● **Problem to work on**
Copy each line with the word "JSON" in it.

● **Material for this task**
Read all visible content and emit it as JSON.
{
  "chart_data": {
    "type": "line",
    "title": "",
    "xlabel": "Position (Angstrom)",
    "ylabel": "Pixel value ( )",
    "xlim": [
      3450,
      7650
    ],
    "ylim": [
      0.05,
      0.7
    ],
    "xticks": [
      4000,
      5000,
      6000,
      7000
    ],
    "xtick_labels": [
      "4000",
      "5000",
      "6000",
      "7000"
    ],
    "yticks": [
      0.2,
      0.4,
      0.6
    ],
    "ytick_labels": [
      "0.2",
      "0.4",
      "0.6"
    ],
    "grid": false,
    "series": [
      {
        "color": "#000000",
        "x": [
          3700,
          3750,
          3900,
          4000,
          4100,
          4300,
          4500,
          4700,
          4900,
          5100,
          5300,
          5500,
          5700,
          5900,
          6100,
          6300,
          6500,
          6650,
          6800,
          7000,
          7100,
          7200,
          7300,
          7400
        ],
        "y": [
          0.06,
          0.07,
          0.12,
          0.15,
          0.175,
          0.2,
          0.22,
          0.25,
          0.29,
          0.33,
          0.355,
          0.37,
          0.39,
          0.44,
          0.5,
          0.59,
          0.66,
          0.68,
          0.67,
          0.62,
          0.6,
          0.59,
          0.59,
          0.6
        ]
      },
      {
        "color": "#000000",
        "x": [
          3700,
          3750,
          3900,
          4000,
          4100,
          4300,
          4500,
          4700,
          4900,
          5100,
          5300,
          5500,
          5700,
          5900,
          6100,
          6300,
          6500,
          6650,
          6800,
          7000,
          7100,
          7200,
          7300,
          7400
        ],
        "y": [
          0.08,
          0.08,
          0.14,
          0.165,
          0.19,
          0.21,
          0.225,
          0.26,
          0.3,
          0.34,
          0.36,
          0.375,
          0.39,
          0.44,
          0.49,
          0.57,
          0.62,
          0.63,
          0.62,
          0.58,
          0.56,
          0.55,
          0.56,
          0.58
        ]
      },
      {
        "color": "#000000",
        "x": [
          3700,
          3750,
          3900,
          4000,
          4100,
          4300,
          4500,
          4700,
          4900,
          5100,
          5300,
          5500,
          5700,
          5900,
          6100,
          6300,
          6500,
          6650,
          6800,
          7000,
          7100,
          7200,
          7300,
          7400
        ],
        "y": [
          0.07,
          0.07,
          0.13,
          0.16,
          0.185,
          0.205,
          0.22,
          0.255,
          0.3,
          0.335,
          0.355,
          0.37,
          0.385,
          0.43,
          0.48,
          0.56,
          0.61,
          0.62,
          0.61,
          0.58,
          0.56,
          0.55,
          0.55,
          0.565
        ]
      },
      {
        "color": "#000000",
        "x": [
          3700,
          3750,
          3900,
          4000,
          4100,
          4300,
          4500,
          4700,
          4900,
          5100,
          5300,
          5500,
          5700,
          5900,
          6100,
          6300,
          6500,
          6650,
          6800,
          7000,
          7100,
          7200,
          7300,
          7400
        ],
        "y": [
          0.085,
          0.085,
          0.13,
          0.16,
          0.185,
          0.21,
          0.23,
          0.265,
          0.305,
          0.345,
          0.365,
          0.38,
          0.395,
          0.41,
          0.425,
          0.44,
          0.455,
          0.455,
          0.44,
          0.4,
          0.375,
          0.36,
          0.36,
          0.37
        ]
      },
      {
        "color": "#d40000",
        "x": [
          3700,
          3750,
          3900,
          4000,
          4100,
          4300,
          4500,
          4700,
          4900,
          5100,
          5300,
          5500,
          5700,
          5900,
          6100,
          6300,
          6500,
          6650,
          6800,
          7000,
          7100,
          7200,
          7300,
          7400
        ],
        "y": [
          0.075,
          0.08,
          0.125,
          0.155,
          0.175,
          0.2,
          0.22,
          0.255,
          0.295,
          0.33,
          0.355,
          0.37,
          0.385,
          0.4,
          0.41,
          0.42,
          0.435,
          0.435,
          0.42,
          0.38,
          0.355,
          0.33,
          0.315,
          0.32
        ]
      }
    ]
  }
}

...

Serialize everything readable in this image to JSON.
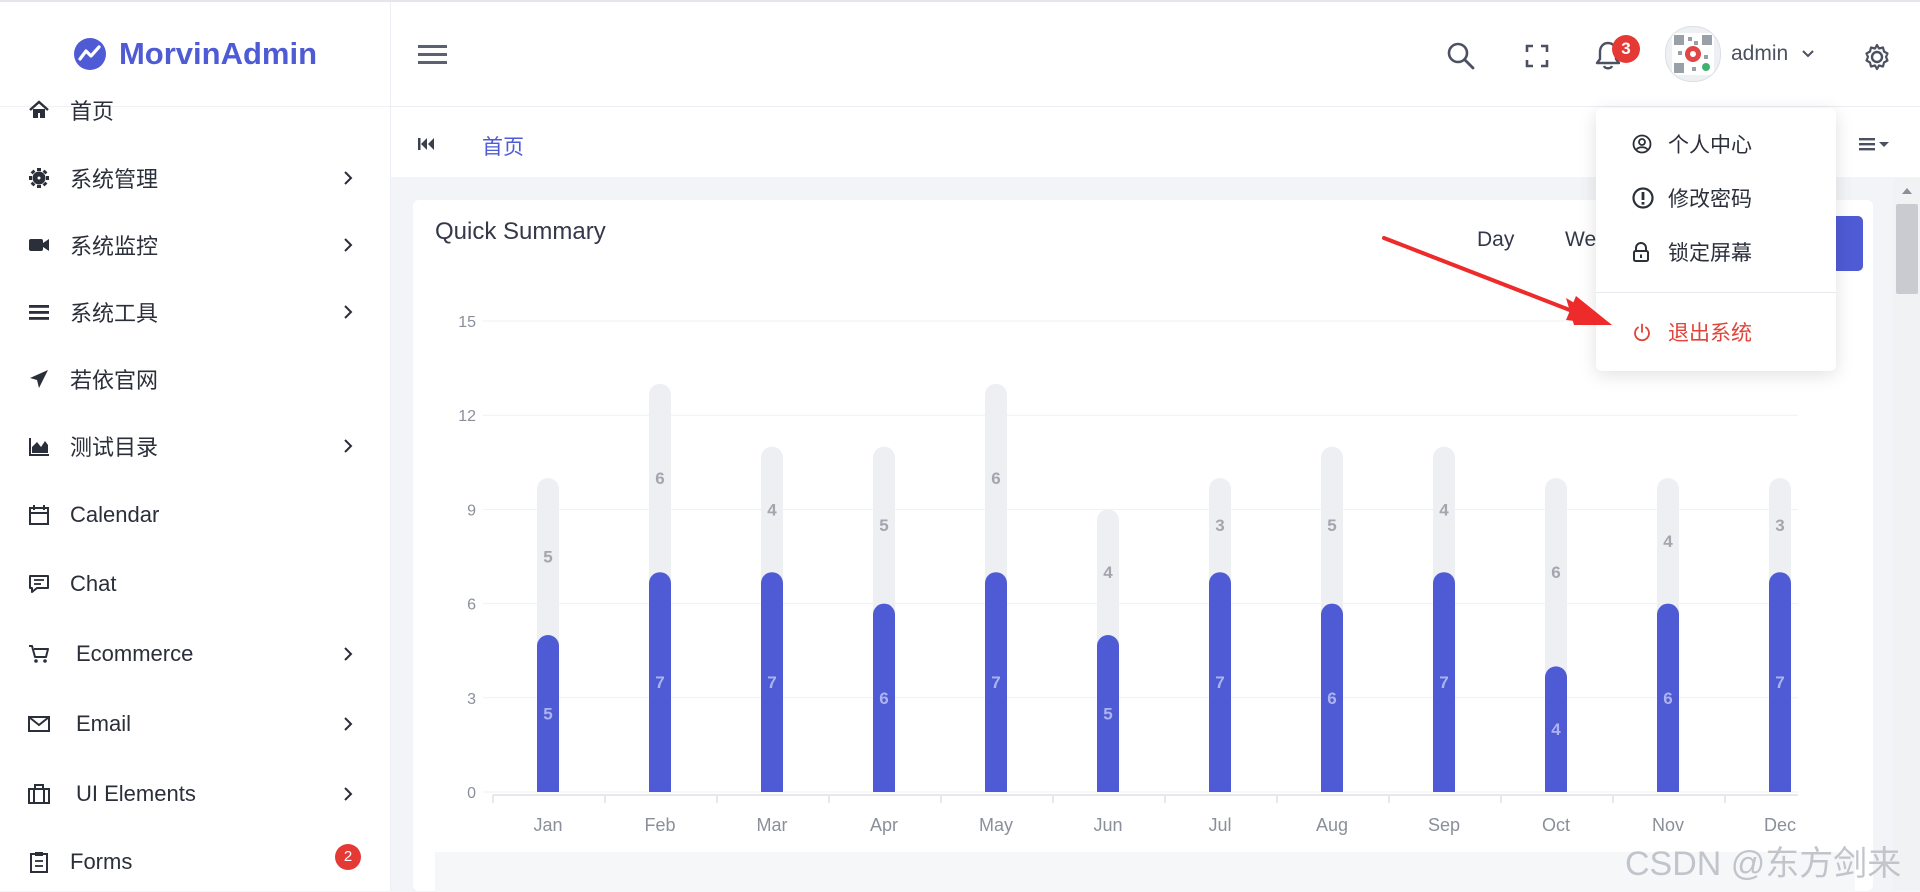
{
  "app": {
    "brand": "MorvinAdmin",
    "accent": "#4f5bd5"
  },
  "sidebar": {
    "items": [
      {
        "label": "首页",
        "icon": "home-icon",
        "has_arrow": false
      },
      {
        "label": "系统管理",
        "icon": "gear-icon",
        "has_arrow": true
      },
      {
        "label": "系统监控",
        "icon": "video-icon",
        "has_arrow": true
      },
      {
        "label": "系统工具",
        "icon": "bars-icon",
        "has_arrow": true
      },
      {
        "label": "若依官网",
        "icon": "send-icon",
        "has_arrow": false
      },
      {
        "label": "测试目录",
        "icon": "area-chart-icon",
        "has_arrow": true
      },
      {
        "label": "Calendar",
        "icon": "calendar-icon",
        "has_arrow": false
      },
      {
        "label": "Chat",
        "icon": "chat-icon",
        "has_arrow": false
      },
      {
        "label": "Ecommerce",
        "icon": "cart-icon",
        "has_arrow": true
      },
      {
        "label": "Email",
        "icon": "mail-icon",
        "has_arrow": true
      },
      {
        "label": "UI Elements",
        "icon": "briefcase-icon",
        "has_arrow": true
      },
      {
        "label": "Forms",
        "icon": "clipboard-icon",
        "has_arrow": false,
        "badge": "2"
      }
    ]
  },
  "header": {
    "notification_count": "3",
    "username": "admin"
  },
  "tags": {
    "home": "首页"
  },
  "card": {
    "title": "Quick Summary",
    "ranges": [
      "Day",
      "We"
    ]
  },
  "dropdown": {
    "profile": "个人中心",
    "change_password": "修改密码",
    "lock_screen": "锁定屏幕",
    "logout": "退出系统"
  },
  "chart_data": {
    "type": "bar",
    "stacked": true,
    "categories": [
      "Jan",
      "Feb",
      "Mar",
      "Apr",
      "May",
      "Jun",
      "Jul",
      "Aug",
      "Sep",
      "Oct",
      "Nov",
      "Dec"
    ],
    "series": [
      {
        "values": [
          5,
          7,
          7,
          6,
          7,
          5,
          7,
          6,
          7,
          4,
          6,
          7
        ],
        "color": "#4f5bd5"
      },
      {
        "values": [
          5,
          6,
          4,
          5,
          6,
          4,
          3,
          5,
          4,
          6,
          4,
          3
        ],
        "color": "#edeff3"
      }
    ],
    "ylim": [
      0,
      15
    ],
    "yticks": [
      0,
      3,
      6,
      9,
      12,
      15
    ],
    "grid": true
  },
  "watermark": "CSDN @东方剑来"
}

● **Solution to this exercise**
Read all visible content and emit it as JSON.
Serialize everything readable in this image to JSON.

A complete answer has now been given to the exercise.